Task description: Provide nothing but the number of lines containing the string "letter".

-- Start --

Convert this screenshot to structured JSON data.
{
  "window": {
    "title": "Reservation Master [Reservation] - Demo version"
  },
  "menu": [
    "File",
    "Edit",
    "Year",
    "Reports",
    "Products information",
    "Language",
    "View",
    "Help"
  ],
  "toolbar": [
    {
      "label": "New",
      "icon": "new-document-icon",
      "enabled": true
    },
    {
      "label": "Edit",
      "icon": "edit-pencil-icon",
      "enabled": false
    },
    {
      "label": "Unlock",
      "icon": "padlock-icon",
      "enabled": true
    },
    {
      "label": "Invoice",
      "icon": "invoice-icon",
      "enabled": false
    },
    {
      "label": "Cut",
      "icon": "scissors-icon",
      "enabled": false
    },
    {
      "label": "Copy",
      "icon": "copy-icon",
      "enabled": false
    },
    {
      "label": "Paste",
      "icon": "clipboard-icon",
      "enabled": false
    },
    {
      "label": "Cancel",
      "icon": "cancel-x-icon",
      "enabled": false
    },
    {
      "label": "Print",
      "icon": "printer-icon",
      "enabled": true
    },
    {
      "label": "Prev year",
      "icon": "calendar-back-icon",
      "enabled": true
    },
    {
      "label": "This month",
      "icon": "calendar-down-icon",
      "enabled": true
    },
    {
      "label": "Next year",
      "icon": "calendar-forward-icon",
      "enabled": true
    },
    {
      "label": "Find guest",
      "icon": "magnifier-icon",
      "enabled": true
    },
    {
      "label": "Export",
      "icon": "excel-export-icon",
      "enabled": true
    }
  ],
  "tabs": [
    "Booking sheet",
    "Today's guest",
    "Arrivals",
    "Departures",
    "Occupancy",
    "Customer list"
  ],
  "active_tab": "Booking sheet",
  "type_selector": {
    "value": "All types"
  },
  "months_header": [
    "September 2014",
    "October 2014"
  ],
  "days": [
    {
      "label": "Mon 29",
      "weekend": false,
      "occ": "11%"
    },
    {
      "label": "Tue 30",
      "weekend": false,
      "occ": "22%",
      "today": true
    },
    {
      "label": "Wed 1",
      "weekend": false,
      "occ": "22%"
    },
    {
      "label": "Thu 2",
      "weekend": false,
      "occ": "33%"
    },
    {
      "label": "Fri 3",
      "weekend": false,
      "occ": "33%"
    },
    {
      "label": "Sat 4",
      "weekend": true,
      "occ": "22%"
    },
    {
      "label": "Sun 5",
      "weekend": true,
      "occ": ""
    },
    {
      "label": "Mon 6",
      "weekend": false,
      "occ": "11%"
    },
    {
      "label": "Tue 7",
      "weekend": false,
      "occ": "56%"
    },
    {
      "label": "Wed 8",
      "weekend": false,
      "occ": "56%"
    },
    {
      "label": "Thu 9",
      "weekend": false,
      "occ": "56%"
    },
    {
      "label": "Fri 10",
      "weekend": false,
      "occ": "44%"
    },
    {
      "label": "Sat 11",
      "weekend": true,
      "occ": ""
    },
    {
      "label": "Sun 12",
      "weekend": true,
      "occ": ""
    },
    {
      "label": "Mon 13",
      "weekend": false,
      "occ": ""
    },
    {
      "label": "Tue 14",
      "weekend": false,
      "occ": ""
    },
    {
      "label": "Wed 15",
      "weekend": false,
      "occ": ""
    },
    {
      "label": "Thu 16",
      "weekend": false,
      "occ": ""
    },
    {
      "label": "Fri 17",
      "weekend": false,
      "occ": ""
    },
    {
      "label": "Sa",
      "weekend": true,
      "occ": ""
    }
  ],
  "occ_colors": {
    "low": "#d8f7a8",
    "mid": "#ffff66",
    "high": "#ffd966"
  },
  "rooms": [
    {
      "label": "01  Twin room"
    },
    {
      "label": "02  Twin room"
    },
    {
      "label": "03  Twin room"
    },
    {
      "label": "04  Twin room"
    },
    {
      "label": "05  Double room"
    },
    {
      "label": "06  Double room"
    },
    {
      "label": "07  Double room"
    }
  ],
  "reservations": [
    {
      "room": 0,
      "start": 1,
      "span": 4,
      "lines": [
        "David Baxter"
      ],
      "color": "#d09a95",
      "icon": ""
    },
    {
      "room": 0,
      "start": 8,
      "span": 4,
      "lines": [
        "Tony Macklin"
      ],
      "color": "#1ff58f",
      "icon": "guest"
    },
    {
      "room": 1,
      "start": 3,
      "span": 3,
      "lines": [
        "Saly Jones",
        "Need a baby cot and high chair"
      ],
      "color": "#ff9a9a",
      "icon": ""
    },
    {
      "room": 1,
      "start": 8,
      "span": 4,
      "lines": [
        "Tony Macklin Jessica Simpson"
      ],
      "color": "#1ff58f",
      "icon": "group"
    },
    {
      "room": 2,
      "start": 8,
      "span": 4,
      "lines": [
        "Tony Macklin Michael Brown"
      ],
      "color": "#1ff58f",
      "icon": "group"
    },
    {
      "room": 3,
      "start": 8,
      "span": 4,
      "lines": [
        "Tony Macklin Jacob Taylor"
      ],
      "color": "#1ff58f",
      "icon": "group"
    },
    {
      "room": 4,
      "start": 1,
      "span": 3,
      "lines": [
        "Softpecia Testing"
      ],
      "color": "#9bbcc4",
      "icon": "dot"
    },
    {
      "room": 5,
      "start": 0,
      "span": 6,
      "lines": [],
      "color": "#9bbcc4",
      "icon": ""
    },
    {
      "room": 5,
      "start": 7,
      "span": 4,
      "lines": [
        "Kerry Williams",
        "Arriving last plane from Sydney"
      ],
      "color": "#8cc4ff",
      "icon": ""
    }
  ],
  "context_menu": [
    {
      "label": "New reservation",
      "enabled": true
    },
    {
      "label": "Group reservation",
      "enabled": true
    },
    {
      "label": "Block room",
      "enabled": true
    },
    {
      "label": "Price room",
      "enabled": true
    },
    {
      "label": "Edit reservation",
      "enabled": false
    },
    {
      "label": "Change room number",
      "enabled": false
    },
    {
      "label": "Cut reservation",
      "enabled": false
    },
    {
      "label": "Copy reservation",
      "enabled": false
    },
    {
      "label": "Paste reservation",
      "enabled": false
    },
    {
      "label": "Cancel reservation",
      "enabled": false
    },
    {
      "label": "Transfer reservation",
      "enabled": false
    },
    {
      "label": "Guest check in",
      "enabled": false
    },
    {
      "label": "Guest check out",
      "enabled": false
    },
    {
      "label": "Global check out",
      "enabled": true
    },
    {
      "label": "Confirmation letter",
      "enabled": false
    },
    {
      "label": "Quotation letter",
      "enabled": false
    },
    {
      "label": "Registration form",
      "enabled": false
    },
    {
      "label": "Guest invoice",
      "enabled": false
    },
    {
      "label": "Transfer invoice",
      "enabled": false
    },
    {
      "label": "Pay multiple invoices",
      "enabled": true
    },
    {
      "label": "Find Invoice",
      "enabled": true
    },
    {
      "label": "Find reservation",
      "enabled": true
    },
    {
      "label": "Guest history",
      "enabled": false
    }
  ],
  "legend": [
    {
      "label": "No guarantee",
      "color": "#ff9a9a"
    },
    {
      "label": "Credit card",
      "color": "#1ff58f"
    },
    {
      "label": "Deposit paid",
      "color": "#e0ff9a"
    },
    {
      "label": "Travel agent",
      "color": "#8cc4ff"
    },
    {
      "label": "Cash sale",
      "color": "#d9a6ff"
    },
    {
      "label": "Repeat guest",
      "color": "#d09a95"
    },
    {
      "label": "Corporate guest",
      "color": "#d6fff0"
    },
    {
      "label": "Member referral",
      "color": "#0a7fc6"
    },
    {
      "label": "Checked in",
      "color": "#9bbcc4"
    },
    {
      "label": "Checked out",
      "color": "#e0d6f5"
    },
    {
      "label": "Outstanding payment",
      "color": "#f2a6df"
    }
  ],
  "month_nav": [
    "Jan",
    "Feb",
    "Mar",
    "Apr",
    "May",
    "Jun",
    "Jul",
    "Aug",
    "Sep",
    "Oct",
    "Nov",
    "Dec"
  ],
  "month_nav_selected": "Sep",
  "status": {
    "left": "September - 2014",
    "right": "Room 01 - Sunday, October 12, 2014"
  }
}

-- End --

The result: 2